## [What you have to do]
All entries are to be given again verbatim.

## [Records supplied]
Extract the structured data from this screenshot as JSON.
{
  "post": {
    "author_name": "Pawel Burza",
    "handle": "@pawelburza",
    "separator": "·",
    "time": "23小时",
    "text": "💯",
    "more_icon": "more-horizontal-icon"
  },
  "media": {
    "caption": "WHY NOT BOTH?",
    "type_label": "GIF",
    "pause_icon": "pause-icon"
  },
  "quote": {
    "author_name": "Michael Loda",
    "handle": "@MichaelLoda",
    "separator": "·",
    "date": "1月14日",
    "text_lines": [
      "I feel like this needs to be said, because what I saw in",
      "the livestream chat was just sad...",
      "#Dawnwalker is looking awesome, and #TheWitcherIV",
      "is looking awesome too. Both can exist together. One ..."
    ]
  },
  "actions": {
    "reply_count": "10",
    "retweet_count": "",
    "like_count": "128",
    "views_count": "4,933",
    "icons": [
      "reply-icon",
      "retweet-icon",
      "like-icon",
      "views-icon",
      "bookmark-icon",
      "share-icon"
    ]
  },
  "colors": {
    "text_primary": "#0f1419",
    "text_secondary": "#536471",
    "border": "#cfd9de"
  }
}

## [Solution for this task]
Extract the structured data from this screenshot as JSON.
{
  "post": {
    "author_name": "Pawel Burza",
    "handle": "@pawelburza",
    "separator": "·",
    "time": "23小时",
    "text": "💯",
    "more_icon": "more-horizontal-icon"
  },
  "media": {
    "caption": "WHY NOT BOTH?",
    "type_label": "GIF",
    "pause_icon": "pause-icon"
  },
  "quote": {
    "author_name": "Michael Loda",
    "handle": "@MichaelLoda",
    "separator": "·",
    "date": "1月14日",
    "text_lines": [
      "I feel like this needs to be said, because what I saw in",
      "the livestream chat was just sad...",
      "#Dawnwalker is looking awesome, and #TheWitcherIV",
      "is looking awesome too. Both can exist together. One ..."
    ]
  },
  "actions": {
    "reply_count": "10",
    "retweet_count": "",
    "like_count": "128",
    "views_count": "4,933",
    "icons": [
      "reply-icon",
      "retweet-icon",
      "like-icon",
      "views-icon",
      "bookmark-icon",
      "share-icon"
    ]
  },
  "colors": {
    "text_primary": "#0f1419",
    "text_secondary": "#536471",
    "border": "#cfd9de"
  }
}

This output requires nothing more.